BEGIN PAGE TEXT

I was told by a commercial rock tumbler that he uses the green grade. supposed to be the best, but costs more.
Mohs on black is 9.2 and green 9.3 if memory serves. Increased cost may not be worth the tiny increase in grind.
He used the green. He purchased the green and his tumbling machines out of China. His name is
stonemaster499. His shop was in Madagascar.
Side note:
Nice SG chart
www.gemselect.com/gem-info/specific-gravity.phpZircon is the dense one. But almandine garnet is the cheapest yet high on the density scale.
Diamond is 3.5. Guessing synthetic diamond is 3.5. SiC is 3.4. SO, clay/kitty litter slurry will float the diamonds with no problem.
With 3.4 SG separating grit from a load of 2.7 SG quartz is easy with a lot of water.

END PAGE TEXT

## WORK INSTRUCTIONS
In the post on rock tumbling grit, what specific gravity is given for SiC?

BEGIN LISTED RECORDS

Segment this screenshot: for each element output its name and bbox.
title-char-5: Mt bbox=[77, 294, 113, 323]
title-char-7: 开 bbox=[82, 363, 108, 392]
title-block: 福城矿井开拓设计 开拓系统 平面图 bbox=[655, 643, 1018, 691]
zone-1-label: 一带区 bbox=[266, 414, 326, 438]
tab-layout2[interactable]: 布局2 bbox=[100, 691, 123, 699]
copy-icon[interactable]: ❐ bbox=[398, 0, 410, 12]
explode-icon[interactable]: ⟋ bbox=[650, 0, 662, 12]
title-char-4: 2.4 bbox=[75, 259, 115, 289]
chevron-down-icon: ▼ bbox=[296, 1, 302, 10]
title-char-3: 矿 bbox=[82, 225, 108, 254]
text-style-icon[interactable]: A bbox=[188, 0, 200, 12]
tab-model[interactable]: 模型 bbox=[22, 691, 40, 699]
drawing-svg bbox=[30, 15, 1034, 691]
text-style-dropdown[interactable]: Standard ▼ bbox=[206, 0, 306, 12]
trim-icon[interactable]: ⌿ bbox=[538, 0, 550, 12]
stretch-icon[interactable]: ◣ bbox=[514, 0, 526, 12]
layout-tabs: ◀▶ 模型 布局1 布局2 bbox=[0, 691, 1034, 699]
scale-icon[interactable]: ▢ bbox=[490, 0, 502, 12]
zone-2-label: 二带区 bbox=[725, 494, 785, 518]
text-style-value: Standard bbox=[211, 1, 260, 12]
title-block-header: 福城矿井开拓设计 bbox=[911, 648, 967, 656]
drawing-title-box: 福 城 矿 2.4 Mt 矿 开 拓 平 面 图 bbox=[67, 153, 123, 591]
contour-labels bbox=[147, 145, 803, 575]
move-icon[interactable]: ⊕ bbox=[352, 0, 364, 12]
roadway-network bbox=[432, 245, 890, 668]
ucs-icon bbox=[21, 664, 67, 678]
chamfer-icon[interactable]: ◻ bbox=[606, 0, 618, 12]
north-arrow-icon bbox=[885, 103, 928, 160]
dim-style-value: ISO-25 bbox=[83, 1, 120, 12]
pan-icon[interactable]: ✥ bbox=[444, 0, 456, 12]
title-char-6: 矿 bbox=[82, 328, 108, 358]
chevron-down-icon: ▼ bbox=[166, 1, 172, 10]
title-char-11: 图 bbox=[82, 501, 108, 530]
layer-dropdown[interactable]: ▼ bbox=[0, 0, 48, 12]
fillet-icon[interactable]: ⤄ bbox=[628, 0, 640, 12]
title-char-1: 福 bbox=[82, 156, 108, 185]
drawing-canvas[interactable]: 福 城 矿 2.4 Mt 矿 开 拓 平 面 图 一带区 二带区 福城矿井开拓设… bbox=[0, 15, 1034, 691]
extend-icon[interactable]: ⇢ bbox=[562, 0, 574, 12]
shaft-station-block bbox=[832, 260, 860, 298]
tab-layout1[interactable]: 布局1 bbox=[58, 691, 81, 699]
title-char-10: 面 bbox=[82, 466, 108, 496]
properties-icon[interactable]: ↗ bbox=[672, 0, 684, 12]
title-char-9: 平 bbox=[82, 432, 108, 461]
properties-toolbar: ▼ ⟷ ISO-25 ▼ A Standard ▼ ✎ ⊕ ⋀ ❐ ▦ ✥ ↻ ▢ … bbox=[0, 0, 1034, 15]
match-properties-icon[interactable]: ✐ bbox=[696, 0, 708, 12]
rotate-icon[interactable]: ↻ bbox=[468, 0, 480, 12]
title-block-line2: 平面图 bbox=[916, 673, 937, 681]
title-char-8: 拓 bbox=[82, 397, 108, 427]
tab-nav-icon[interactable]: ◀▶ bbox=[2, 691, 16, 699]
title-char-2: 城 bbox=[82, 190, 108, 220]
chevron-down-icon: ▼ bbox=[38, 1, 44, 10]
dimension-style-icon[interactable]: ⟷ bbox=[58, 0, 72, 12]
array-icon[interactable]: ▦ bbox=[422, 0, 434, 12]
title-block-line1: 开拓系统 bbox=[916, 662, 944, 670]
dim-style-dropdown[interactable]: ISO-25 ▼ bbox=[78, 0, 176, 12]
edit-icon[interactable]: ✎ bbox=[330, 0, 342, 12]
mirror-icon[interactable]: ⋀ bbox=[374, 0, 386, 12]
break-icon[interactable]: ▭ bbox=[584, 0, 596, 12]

END LISTED RECORDS

## SOLUTION TO THIS PROBLEM
3.4